■ **GOAL**
Locate each line containing the string "knowledge" and copy it out.
>>>>>
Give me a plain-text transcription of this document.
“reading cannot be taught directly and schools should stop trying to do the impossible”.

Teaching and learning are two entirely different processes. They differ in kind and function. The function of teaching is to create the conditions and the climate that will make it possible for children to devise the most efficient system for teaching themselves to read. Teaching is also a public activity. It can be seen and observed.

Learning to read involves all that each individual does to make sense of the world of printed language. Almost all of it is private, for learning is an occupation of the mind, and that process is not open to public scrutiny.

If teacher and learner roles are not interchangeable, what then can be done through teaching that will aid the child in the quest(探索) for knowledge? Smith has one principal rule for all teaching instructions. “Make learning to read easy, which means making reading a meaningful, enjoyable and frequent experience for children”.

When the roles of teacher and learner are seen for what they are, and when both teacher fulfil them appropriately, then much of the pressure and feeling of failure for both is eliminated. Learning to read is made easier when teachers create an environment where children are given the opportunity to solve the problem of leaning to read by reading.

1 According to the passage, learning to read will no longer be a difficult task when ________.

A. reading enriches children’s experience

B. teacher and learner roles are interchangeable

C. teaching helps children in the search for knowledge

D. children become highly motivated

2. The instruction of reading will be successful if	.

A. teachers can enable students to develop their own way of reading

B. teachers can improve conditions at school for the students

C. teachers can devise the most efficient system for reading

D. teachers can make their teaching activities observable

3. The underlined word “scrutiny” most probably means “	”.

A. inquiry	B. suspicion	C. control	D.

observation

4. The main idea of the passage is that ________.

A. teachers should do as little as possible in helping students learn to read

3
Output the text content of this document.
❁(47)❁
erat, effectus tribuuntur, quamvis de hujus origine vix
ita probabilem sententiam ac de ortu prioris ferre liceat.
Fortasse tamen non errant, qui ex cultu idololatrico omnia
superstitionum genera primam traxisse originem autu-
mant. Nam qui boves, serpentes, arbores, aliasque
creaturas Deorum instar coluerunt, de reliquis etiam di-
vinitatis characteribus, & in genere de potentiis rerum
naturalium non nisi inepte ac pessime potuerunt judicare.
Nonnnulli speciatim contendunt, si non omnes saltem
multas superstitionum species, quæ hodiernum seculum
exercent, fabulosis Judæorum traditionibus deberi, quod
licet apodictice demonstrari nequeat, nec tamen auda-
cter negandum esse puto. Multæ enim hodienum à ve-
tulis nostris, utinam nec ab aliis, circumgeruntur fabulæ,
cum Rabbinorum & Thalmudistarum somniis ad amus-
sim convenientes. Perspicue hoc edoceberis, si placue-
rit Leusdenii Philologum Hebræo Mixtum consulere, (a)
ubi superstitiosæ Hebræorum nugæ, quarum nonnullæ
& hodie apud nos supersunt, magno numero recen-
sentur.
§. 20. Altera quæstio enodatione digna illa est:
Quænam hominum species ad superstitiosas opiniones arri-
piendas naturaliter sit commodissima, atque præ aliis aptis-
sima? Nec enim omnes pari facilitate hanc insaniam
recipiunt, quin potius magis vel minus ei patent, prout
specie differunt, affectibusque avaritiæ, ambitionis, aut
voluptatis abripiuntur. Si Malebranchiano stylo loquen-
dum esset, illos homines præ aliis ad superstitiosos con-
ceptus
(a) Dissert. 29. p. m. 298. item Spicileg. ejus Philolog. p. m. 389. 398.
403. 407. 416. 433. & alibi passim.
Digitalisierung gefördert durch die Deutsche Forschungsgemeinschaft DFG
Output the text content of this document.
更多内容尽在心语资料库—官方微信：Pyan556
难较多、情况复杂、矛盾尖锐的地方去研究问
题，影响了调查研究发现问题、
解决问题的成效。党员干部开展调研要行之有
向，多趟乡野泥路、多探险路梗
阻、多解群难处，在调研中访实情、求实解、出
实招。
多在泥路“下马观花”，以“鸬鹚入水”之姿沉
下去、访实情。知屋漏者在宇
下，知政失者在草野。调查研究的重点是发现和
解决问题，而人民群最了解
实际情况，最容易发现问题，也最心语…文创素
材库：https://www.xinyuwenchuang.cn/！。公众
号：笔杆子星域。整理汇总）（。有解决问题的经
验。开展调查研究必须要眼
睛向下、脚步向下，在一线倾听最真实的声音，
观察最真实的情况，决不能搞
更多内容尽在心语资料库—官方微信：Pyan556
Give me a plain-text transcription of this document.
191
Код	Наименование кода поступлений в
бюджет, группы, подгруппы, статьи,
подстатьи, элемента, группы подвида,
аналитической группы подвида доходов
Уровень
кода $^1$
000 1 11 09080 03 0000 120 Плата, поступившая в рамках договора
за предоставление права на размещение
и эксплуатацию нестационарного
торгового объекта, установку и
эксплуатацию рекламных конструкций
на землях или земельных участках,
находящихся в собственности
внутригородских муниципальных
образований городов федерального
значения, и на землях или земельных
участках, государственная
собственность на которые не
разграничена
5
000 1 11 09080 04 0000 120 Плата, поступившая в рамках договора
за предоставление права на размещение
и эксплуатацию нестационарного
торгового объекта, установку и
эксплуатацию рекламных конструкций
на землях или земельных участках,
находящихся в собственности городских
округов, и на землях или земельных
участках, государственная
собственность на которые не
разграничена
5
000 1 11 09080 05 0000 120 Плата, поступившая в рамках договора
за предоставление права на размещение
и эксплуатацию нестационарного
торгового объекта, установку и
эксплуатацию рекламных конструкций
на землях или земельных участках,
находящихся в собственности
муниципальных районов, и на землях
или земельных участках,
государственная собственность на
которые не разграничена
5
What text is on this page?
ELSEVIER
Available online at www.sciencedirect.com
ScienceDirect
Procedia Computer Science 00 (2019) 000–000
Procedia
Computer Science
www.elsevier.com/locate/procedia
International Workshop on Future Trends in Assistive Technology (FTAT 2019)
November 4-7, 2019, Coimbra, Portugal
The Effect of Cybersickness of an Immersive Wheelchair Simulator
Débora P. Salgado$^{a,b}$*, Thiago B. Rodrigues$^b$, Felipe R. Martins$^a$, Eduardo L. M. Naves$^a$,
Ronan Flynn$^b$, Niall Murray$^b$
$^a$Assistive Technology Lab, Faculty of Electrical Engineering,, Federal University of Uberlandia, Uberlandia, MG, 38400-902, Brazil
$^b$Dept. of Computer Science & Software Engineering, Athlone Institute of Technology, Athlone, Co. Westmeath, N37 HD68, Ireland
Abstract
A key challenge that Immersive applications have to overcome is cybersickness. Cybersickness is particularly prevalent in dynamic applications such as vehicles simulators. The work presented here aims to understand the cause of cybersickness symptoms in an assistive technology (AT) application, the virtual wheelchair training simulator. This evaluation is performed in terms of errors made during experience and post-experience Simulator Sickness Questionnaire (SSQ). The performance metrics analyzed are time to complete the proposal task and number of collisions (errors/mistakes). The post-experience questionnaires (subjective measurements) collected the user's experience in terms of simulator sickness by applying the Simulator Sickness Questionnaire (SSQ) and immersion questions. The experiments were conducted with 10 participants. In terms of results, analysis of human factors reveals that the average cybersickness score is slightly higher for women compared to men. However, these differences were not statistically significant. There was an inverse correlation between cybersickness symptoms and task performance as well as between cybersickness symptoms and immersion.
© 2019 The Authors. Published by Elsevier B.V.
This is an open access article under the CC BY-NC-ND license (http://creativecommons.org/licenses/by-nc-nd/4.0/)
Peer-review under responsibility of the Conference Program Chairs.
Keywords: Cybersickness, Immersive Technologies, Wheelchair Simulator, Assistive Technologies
<<<<<
■ **TASK RESPONSE**
If teacher and learner roles are not interchangeable, what then can be done through teaching that will aid the child in the quest(探索) for knowledge? Smith has one principal rule for all teaching instructions. “Make learning to read easy, which means making reading a meaningful, enjoyable and frequent experience for children”.
C. teaching helps children in the search for knowledge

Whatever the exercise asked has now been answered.